> [Goal] Find the string "puolet" in the entries and copy each line that has it.

> [Data supplied]
====
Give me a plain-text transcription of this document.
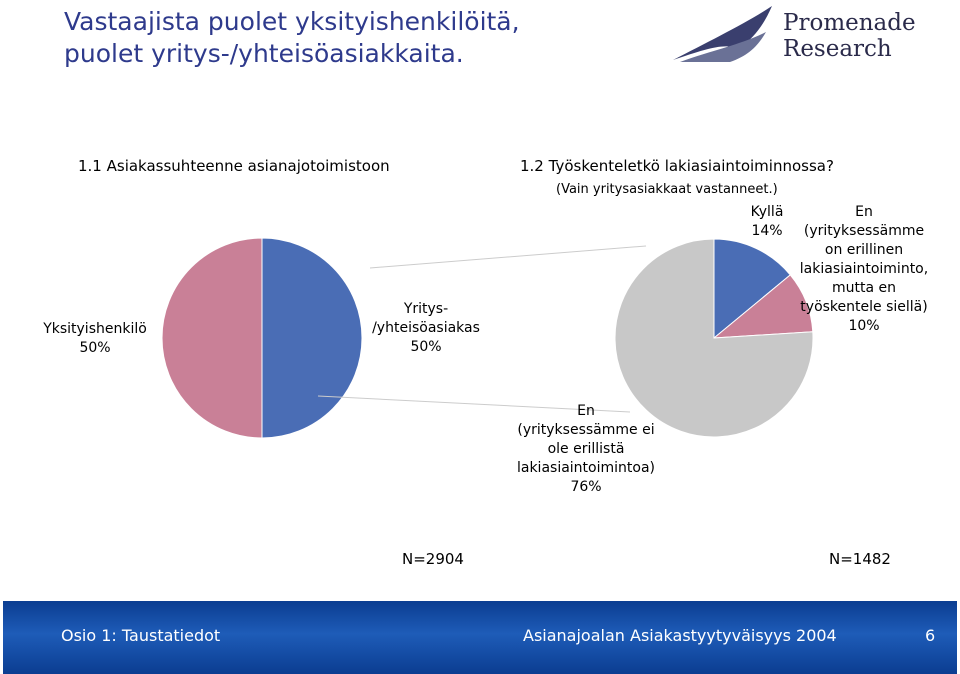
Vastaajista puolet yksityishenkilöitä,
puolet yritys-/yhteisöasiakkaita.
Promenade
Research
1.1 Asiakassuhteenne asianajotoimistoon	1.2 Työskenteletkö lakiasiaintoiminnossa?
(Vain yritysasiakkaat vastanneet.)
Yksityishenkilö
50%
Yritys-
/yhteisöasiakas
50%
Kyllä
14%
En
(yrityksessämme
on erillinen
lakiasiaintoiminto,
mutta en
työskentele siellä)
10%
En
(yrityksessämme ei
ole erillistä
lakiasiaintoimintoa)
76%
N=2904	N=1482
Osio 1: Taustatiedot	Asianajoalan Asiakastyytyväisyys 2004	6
====
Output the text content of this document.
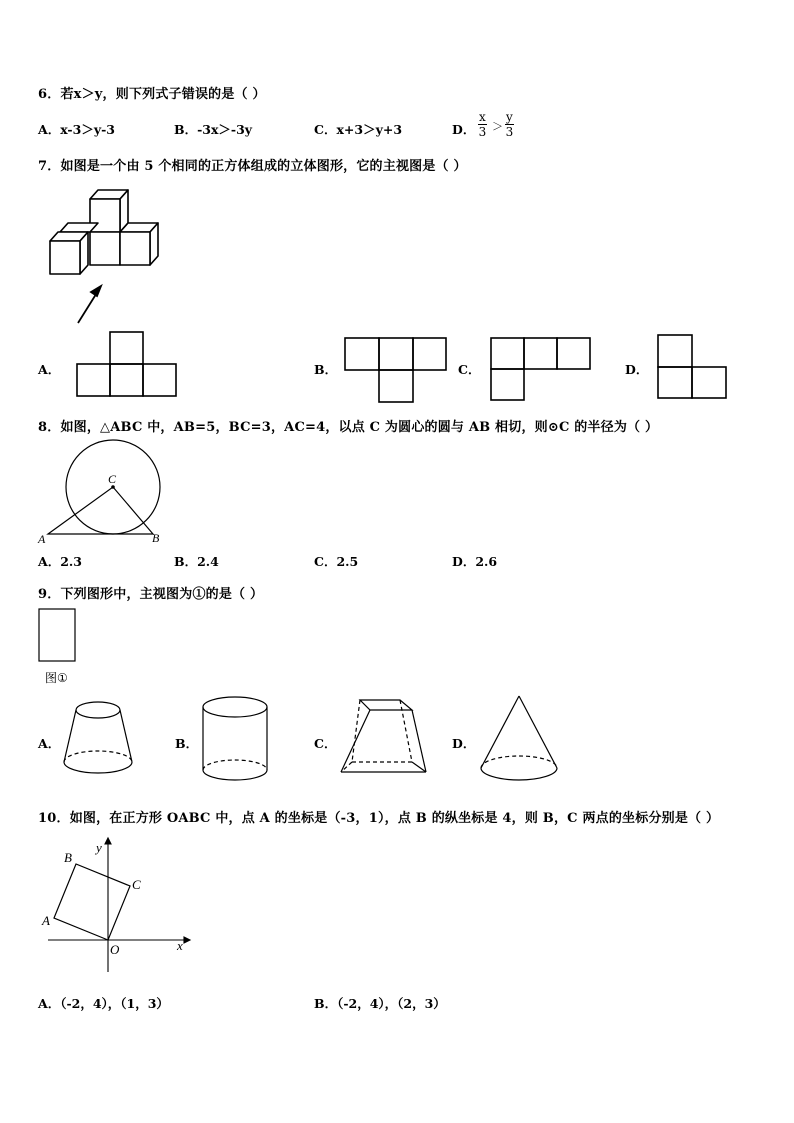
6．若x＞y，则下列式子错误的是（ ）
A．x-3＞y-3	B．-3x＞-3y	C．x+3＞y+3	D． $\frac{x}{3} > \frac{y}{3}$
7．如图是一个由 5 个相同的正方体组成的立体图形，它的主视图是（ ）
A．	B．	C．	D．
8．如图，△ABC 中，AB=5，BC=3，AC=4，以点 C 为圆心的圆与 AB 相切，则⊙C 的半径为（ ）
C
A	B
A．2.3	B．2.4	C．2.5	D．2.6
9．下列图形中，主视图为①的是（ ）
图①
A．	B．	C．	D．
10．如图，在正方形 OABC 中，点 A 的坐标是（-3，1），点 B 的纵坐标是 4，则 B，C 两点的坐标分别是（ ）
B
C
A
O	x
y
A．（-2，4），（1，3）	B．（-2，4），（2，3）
====
> [Full answer]
Vastaajista puolet yksityishenkilöitä,
puolet yritys-/yhteisöasiakkaita.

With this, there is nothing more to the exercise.